> _To be done_
Below are records; state how many of their lines hold the word "down", and give only the figure.

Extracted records
......

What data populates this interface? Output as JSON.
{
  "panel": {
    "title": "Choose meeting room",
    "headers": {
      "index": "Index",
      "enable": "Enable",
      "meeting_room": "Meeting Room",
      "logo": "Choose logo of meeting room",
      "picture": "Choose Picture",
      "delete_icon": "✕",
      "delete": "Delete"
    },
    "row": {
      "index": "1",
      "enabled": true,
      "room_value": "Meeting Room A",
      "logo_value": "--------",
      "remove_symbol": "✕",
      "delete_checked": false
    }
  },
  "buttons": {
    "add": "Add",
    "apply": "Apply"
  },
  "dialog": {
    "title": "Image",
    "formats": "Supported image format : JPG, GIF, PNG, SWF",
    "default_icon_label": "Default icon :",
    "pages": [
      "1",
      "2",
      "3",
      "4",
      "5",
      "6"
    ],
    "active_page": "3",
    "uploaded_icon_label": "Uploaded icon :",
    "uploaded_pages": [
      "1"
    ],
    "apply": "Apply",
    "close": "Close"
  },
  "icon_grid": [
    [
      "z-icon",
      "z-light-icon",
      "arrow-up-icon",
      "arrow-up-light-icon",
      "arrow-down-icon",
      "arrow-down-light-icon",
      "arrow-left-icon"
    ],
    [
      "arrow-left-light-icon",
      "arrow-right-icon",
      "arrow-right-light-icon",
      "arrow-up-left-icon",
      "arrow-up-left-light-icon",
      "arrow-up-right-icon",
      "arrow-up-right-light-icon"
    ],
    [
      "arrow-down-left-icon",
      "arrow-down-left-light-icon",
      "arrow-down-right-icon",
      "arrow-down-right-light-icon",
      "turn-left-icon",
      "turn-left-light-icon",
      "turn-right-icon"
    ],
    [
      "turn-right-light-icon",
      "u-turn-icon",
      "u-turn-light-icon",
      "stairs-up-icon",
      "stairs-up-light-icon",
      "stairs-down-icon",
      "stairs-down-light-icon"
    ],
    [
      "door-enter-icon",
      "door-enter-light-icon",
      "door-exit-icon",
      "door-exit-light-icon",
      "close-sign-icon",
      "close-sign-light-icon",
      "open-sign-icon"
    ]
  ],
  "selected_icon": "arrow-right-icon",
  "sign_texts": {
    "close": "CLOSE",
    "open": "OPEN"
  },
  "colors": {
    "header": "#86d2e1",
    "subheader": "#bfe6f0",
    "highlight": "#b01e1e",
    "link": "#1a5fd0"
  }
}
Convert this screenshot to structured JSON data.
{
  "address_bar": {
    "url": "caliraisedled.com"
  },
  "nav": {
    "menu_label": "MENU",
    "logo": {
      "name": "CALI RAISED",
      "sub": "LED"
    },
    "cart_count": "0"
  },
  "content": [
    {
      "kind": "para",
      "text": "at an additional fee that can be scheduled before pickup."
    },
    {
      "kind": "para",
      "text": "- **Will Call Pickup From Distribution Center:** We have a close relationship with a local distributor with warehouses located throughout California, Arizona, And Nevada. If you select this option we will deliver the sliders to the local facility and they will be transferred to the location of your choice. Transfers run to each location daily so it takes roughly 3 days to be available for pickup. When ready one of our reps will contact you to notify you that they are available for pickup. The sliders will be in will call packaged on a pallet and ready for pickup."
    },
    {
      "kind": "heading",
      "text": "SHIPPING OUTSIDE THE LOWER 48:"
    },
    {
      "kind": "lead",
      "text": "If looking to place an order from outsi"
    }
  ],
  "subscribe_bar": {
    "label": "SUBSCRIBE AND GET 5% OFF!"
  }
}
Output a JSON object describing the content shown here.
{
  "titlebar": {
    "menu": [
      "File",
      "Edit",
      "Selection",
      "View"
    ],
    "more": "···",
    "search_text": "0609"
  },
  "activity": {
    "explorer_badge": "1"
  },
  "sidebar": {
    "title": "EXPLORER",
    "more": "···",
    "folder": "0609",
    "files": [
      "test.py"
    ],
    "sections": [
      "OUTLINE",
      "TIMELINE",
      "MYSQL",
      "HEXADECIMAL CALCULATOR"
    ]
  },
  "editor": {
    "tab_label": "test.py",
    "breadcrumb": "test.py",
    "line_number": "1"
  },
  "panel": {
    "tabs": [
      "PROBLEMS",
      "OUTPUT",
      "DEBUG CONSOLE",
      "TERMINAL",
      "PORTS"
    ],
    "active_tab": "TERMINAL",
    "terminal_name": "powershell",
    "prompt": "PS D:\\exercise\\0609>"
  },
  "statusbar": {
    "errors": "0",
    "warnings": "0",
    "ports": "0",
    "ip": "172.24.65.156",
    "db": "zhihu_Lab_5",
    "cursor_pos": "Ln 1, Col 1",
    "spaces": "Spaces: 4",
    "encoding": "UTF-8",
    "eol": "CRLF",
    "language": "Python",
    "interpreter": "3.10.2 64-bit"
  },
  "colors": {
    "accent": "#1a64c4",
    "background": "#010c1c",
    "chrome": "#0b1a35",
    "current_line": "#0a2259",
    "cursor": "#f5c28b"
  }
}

......

> _Answer for this exercise_
8